Task to carry out: Make an exact copy of the records, dropping all pictures.

** begin Data shown **

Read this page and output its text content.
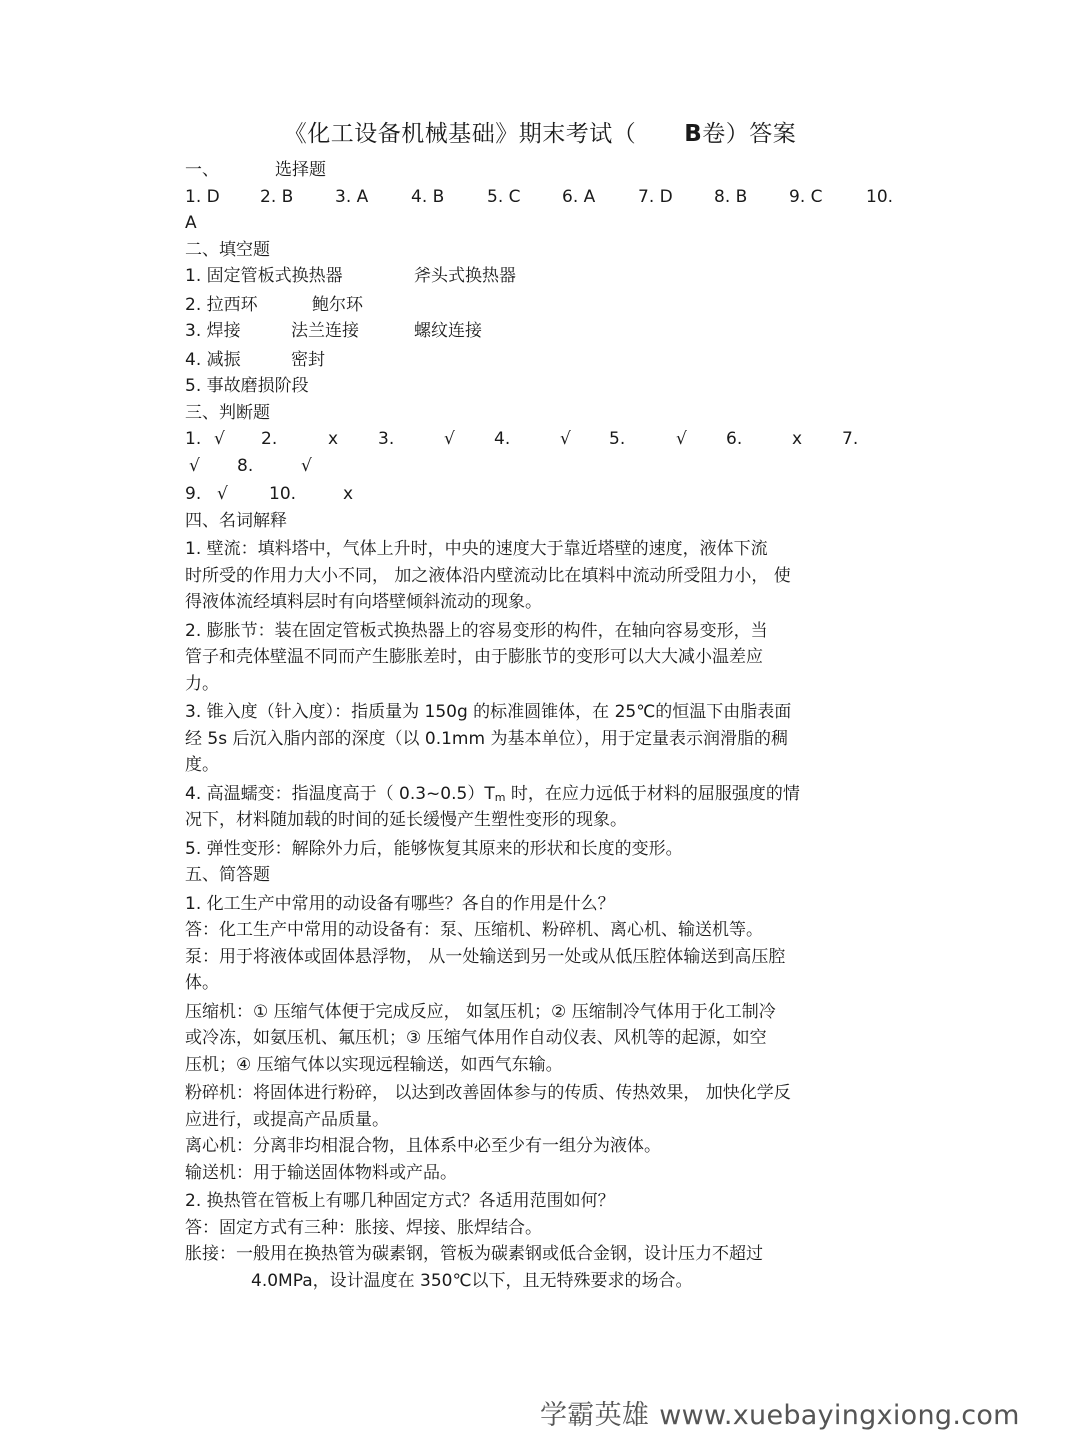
《化工设备机械基础》期末考试（ B卷）答案
一、	选择题
1. D 2. B 3. A	4. B	5. C 6. A	7. D 8. B 9. C	10.
A
二、填空题
1. 固定管板式换热器	斧头式换热器
2. 拉西环	鲍尔环
3. 焊接	法兰连接	螺纹连接
4. 减振	密封
5. 事故磨损阶段
三、判断题
1. √ 2.	x 3.	√ 4.	√ 5.	√ 6.	x 7.
√ 8.	√
9. √ 10.	x
四、名词解释
1. 壁流：填料塔中，气体上升时，中央的速度大于靠近塔壁的速度，液体下流
时所受的作用力大小不同， 加之液体沿内壁流动比在填料中流动所受阻力小， 使
得液体流经填料层时有向塔壁倾斜流动的现象。
2. 膨胀节：装在固定管板式换热器上的容易变形的构件，在轴向容易变形，当
管子和壳体壁温不同而产生膨胀差时，由于膨胀节的变形可以大大减小温差应
力。
3. 锥入度（针入度）：指质量为 150g 的标准圆锥体，在 25℃的恒温下由脂表面
经 5s 后沉入脂内部的深度（以 0.1mm 为基本单位），用于定量表示润滑脂的稠
度。
4. 高温蠕变：指温度高于（ $0.3\sim 0.5)T_m$ 时，在应力远低于材料的屈服强度的情
况下，材料随加载的时间的延长缓慢产生塑性变形的现象。
5. 弹性变形：解除外力后，能够恢复其原来的形状和长度的变形。
五、简答题
1. 化工生产中常用的动设备有哪些？各自的作用是什么？
答：化工生产中常用的动设备有：泵、压缩机、粉碎机、离心机、输送机等。
泵：用于将液体或固体悬浮物， 从一处输送到另一处或从低压腔体输送到高压腔
体。
压缩机：① 压缩气体便于完成反应， 如氢压机；② 压缩制冷气体用于化工制冷
或冷冻，如氨压机、氟压机；③ 压缩气体用作自动仪表、风机等的起源，如空
压机；④ 压缩气体以实现远程输送，如西气东输。
粉碎机：将固体进行粉碎， 以达到改善固体参与的传质、传热效果， 加快化学反
应进行，或提高产品质量。
离心机：分离非均相混合物，且体系中必至少有一组分为液体。
输送机：用于输送固体物料或产品。
2. 换热管在管板上有哪几种固定方式？各适用范围如何？
答：固定方式有三种：胀接、焊接、胀焊结合。
胀接：一般用在换热管为碳素钢，管板为碳素钢或低合金钢，设计压力不超过
4.0MPa，设计温度在 350℃以下，且无特殊要求的场合。
学霸英雄 www.xuebayingxiong.com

** end Data shown **

Full response:
Read this page and output its text content.
《化工设备机械基础》期末考试（ B卷）答案
一、	选择题
1. D 2. B 3. A	4. B	5. C 6. A	7. D 8. B 9. C	10.
A
二、填空题
1. 固定管板式换热器	斧头式换热器
2. 拉西环	鲍尔环
3. 焊接	法兰连接	螺纹连接
4. 减振	密封
5. 事故磨损阶段
三、判断题
1. √ 2.	x 3.	√ 4.	√ 5.	√ 6.	x 7.
√ 8.	√
9. √ 10.	x
四、名词解释
1. 壁流：填料塔中，气体上升时，中央的速度大于靠近塔壁的速度，液体下流
时所受的作用力大小不同， 加之液体沿内壁流动比在填料中流动所受阻力小， 使
得液体流经填料层时有向塔壁倾斜流动的现象。
2. 膨胀节：装在固定管板式换热器上的容易变形的构件，在轴向容易变形，当
管子和壳体壁温不同而产生膨胀差时，由于膨胀节的变形可以大大减小温差应
力。
3. 锥入度（针入度）：指质量为 150g 的标准圆锥体，在 25℃的恒温下由脂表面
经 5s 后沉入脂内部的深度（以 0.1mm 为基本单位），用于定量表示润滑脂的稠
度。
4. 高温蠕变：指温度高于（ $0.3\sim 0.5)T_m$ 时，在应力远低于材料的屈服强度的情
况下，材料随加载的时间的延长缓慢产生塑性变形的现象。
5. 弹性变形：解除外力后，能够恢复其原来的形状和长度的变形。
五、简答题
1. 化工生产中常用的动设备有哪些？各自的作用是什么？
答：化工生产中常用的动设备有：泵、压缩机、粉碎机、离心机、输送机等。
泵：用于将液体或固体悬浮物， 从一处输送到另一处或从低压腔体输送到高压腔
体。
压缩机：① 压缩气体便于完成反应， 如氢压机；② 压缩制冷气体用于化工制冷
或冷冻，如氨压机、氟压机；③ 压缩气体用作自动仪表、风机等的起源，如空
压机；④ 压缩气体以实现远程输送，如西气东输。
粉碎机：将固体进行粉碎， 以达到改善固体参与的传质、传热效果， 加快化学反
应进行，或提高产品质量。
离心机：分离非均相混合物，且体系中必至少有一组分为液体。
输送机：用于输送固体物料或产品。
2. 换热管在管板上有哪几种固定方式？各适用范围如何？
答：固定方式有三种：胀接、焊接、胀焊结合。
胀接：一般用在换热管为碳素钢，管板为碳素钢或低合金钢，设计压力不超过
4.0MPa，设计温度在 350℃以下，且无特殊要求的场合。
学霸英雄 www.xuebayingxiong.com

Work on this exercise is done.